EXERCISE DIRECTIONS: Reproduce the records below exactly as given.

start DATA PROVIDED

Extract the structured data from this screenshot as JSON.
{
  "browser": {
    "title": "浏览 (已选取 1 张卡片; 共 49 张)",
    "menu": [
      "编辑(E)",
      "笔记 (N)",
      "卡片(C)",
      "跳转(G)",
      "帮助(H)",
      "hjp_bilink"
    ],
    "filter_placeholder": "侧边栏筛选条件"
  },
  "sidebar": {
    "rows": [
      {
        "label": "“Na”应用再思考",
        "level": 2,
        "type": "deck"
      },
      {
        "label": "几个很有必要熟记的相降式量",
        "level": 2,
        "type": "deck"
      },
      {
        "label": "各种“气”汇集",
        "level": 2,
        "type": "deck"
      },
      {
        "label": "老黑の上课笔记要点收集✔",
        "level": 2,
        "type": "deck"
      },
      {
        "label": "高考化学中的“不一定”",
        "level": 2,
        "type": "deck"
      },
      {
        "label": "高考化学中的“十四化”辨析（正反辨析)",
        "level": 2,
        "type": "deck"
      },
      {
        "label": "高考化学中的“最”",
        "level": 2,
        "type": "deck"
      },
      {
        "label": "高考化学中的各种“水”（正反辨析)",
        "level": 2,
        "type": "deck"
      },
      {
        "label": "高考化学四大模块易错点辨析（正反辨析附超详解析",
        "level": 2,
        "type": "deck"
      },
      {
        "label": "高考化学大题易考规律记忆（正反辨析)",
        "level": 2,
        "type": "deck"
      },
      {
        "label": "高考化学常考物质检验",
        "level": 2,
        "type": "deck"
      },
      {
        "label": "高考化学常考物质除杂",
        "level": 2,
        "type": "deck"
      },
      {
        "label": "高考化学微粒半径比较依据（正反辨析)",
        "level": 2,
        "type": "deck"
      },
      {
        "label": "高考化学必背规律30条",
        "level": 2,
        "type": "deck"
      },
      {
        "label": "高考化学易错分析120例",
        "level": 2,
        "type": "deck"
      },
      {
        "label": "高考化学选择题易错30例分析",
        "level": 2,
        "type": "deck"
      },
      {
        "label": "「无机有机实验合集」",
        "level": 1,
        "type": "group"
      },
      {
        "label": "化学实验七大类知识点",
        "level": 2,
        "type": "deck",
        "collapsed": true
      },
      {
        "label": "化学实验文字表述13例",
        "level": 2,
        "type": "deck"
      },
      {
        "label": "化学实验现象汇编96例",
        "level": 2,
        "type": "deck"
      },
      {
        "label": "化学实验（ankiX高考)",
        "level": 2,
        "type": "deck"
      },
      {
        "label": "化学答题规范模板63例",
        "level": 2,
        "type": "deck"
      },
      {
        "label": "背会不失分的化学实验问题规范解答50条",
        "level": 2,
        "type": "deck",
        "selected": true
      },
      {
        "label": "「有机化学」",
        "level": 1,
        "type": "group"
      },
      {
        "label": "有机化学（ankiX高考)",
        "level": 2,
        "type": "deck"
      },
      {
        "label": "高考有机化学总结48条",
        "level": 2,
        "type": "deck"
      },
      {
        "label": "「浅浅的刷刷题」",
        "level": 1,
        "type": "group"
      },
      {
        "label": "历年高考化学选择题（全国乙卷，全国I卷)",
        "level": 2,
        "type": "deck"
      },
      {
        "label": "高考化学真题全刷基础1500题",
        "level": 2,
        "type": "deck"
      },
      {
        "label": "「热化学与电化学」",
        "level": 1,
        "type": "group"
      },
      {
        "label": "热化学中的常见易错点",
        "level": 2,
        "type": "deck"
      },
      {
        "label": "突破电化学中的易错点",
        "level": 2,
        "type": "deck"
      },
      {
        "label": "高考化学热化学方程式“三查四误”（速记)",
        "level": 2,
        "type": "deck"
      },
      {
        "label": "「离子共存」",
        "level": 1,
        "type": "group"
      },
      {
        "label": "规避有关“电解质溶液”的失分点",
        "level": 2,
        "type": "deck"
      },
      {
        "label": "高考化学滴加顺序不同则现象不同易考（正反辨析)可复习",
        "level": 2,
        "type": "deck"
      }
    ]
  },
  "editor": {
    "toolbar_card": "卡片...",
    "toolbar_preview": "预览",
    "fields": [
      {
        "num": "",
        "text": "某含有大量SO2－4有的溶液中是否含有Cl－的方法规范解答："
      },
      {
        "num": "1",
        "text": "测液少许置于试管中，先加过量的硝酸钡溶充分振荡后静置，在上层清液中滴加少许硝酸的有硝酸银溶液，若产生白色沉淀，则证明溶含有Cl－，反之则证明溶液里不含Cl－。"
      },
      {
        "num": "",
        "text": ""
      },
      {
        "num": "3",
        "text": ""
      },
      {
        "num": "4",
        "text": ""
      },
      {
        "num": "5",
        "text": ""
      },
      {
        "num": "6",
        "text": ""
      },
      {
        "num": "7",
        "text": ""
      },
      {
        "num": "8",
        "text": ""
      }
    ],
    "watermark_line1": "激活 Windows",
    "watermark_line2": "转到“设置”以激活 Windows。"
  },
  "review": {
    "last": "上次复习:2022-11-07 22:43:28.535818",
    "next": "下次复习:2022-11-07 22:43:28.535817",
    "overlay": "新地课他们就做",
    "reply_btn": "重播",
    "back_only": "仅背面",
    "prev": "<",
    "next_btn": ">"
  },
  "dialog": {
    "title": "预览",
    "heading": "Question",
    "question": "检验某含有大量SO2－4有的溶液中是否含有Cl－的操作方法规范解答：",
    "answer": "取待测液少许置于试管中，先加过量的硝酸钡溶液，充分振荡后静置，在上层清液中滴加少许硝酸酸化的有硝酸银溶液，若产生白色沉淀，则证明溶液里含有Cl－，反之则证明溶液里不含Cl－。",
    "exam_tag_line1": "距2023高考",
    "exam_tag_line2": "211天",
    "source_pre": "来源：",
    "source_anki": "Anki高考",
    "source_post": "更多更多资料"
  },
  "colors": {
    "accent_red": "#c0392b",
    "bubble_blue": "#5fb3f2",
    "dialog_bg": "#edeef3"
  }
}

end DATA PROVIDED

CORRECT RESPONSE:
Extract the structured data from this screenshot as JSON.
{
  "browser": {
    "title": "浏览 (已选取 1 张卡片; 共 49 张)",
    "menu": [
      "编辑(E)",
      "笔记 (N)",
      "卡片(C)",
      "跳转(G)",
      "帮助(H)",
      "hjp_bilink"
    ],
    "filter_placeholder": "侧边栏筛选条件"
  },
  "sidebar": {
    "rows": [
      {
        "label": "“Na”应用再思考",
        "level": 2,
        "type": "deck"
      },
      {
        "label": "几个很有必要熟记的相降式量",
        "level": 2,
        "type": "deck"
      },
      {
        "label": "各种“气”汇集",
        "level": 2,
        "type": "deck"
      },
      {
        "label": "老黑の上课笔记要点收集✔",
        "level": 2,
        "type": "deck"
      },
      {
        "label": "高考化学中的“不一定”",
        "level": 2,
        "type": "deck"
      },
      {
        "label": "高考化学中的“十四化”辨析（正反辨析)",
        "level": 2,
        "type": "deck"
      },
      {
        "label": "高考化学中的“最”",
        "level": 2,
        "type": "deck"
      },
      {
        "label": "高考化学中的各种“水”（正反辨析)",
        "level": 2,
        "type": "deck"
      },
      {
        "label": "高考化学四大模块易错点辨析（正反辨析附超详解析",
        "level": 2,
        "type": "deck"
      },
      {
        "label": "高考化学大题易考规律记忆（正反辨析)",
        "level": 2,
        "type": "deck"
      },
      {
        "label": "高考化学常考物质检验",
        "level": 2,
        "type": "deck"
      },
      {
        "label": "高考化学常考物质除杂",
        "level": 2,
        "type": "deck"
      },
      {
        "label": "高考化学微粒半径比较依据（正反辨析)",
        "level": 2,
        "type": "deck"
      },
      {
        "label": "高考化学必背规律30条",
        "level": 2,
        "type": "deck"
      },
      {
        "label": "高考化学易错分析120例",
        "level": 2,
        "type": "deck"
      },
      {
        "label": "高考化学选择题易错30例分析",
        "level": 2,
        "type": "deck"
      },
      {
        "label": "「无机有机实验合集」",
        "level": 1,
        "type": "group"
      },
      {
        "label": "化学实验七大类知识点",
        "level": 2,
        "type": "deck",
        "collapsed": true
      },
      {
        "label": "化学实验文字表述13例",
        "level": 2,
        "type": "deck"
      },
      {
        "label": "化学实验现象汇编96例",
        "level": 2,
        "type": "deck"
      },
      {
        "label": "化学实验（ankiX高考)",
        "level": 2,
        "type": "deck"
      },
      {
        "label": "化学答题规范模板63例",
        "level": 2,
        "type": "deck"
      },
      {
        "label": "背会不失分的化学实验问题规范解答50条",
        "level": 2,
        "type": "deck",
        "selected": true
      },
      {
        "label": "「有机化学」",
        "level": 1,
        "type": "group"
      },
      {
        "label": "有机化学（ankiX高考)",
        "level": 2,
        "type": "deck"
      },
      {
        "label": "高考有机化学总结48条",
        "level": 2,
        "type": "deck"
      },
      {
        "label": "「浅浅的刷刷题」",
        "level": 1,
        "type": "group"
      },
      {
        "label": "历年高考化学选择题（全国乙卷，全国I卷)",
        "level": 2,
        "type": "deck"
      },
      {
        "label": "高考化学真题全刷基础1500题",
        "level": 2,
        "type": "deck"
      },
      {
        "label": "「热化学与电化学」",
        "level": 1,
        "type": "group"
      },
      {
        "label": "热化学中的常见易错点",
        "level": 2,
        "type": "deck"
      },
      {
        "label": "突破电化学中的易错点",
        "level": 2,
        "type": "deck"
      },
      {
        "label": "高考化学热化学方程式“三查四误”（速记)",
        "level": 2,
        "type": "deck"
      },
      {
        "label": "「离子共存」",
        "level": 1,
        "type": "group"
      },
      {
        "label": "规避有关“电解质溶液”的失分点",
        "level": 2,
        "type": "deck"
      },
      {
        "label": "高考化学滴加顺序不同则现象不同易考（正反辨析)可复习",
        "level": 2,
        "type": "deck"
      }
    ]
  },
  "editor": {
    "toolbar_card": "卡片...",
    "toolbar_preview": "预览",
    "fields": [
      {
        "num": "",
        "text": "某含有大量SO2－4有的溶液中是否含有Cl－的方法规范解答："
      },
      {
        "num": "1",
        "text": "测液少许置于试管中，先加过量的硝酸钡溶充分振荡后静置，在上层清液中滴加少许硝酸的有硝酸银溶液，若产生白色沉淀，则证明溶含有Cl－，反之则证明溶液里不含Cl－。"
      },
      {
        "num": "",
        "text": ""
      },
      {
        "num": "3",
        "text": ""
      },
      {
        "num": "4",
        "text": ""
      },
      {
        "num": "5",
        "text": ""
      },
      {
        "num": "6",
        "text": ""
      },
      {
        "num": "7",
        "text": ""
      },
      {
        "num": "8",
        "text": ""
      }
    ],
    "watermark_line1": "激活 Windows",
    "watermark_line2": "转到“设置”以激活 Windows。"
  },
  "review": {
    "last": "上次复习:2022-11-07 22:43:28.535818",
    "next": "下次复习:2022-11-07 22:43:28.535817",
    "overlay": "新地课他们就做",
    "reply_btn": "重播",
    "back_only": "仅背面",
    "prev": "<",
    "next_btn": ">"
  },
  "dialog": {
    "title": "预览",
    "heading": "Question",
    "question": "检验某含有大量SO2－4有的溶液中是否含有Cl－的操作方法规范解答：",
    "answer": "取待测液少许置于试管中，先加过量的硝酸钡溶液，充分振荡后静置，在上层清液中滴加少许硝酸酸化的有硝酸银溶液，若产生白色沉淀，则证明溶液里含有Cl－，反之则证明溶液里不含Cl－。",
    "exam_tag_line1": "距2023高考",
    "exam_tag_line2": "211天",
    "source_pre": "来源：",
    "source_anki": "Anki高考",
    "source_post": "更多更多资料"
  },
  "colors": {
    "accent_red": "#c0392b",
    "bubble_blue": "#5fb3f2",
    "dialog_bg": "#edeef3"
  }
}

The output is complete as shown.